PROBLEM REQUIREMENTS. Give again only the lines from the line that holds "Convert this screenshot" to the end of the data, inclusive, omitting all pictures.

DATASET CONTENT.
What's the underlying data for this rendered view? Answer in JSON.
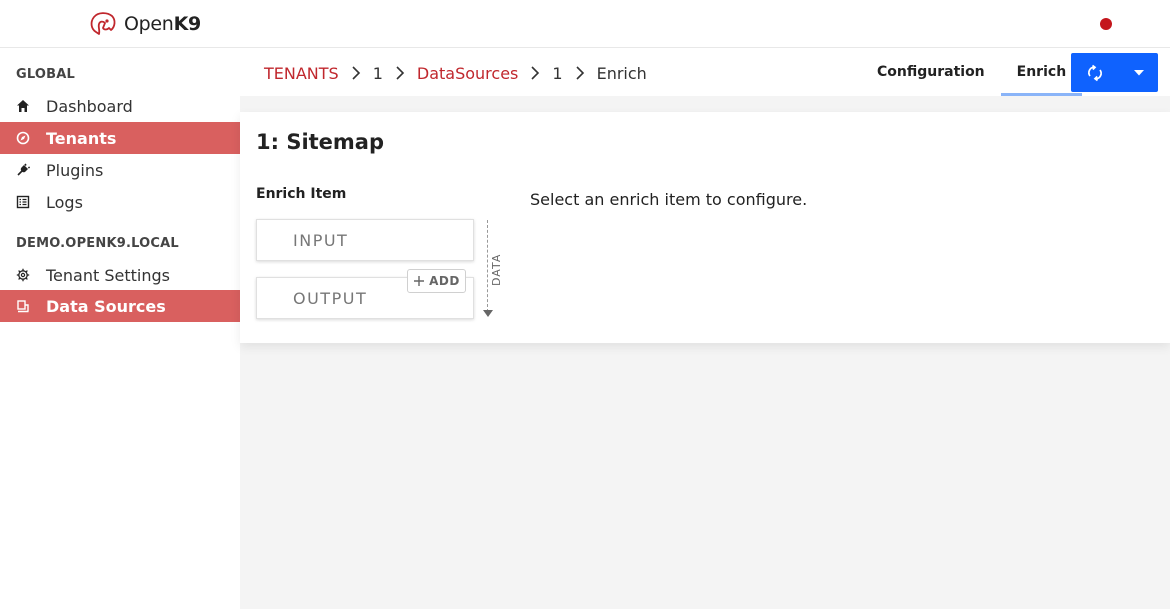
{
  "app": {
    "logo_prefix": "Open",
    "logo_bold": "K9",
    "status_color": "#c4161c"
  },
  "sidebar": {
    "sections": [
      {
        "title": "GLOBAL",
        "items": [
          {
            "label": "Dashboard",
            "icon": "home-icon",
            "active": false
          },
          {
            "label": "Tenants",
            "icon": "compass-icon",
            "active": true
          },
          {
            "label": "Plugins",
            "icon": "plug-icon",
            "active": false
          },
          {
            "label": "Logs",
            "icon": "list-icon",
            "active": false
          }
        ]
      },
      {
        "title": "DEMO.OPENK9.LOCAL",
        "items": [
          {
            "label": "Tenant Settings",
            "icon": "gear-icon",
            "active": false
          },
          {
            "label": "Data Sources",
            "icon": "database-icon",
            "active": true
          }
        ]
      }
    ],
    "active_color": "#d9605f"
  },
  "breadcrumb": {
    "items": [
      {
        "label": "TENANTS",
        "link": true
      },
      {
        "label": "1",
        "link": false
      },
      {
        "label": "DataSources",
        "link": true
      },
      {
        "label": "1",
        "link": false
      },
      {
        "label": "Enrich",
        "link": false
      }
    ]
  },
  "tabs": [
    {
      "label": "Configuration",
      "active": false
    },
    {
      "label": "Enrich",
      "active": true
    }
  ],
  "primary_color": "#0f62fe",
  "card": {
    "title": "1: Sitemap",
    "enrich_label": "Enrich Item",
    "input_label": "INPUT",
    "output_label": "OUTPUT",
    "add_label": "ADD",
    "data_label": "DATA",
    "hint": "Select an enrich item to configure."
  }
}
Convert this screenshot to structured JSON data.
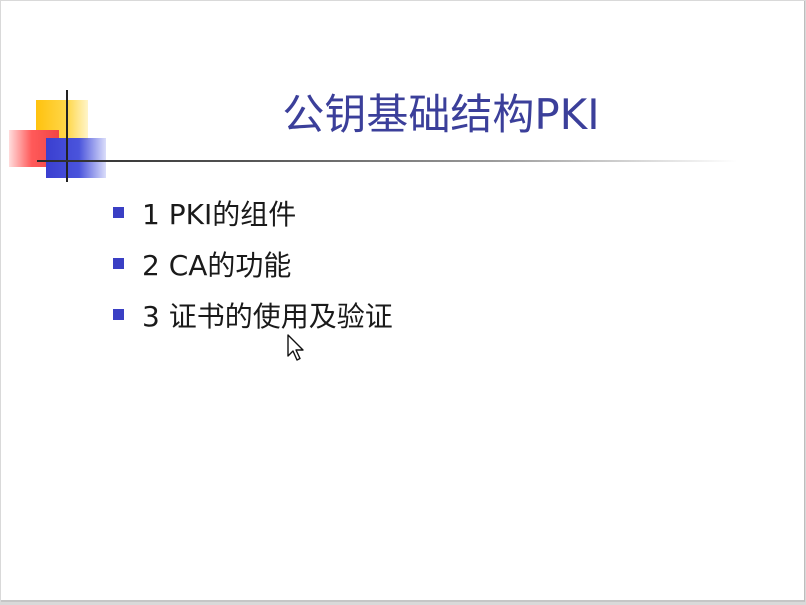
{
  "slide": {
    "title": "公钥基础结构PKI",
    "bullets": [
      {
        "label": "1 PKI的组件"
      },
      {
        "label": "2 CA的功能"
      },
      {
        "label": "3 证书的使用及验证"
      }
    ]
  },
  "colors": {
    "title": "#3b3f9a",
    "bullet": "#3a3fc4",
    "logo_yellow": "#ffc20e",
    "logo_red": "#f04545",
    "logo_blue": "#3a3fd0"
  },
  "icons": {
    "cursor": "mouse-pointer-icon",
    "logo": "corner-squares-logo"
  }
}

OUTPUT.
Convert this screenshot to structured JSON data.
{
  "slide": {
    "title": "公钥基础结构PKI",
    "bullets": [
      {
        "label": "1 PKI的组件"
      },
      {
        "label": "2 CA的功能"
      },
      {
        "label": "3 证书的使用及验证"
      }
    ]
  },
  "colors": {
    "title": "#3b3f9a",
    "bullet": "#3a3fc4",
    "logo_yellow": "#ffc20e",
    "logo_red": "#f04545",
    "logo_blue": "#3a3fd0"
  },
  "icons": {
    "cursor": "mouse-pointer-icon",
    "logo": "corner-squares-logo"
  }
}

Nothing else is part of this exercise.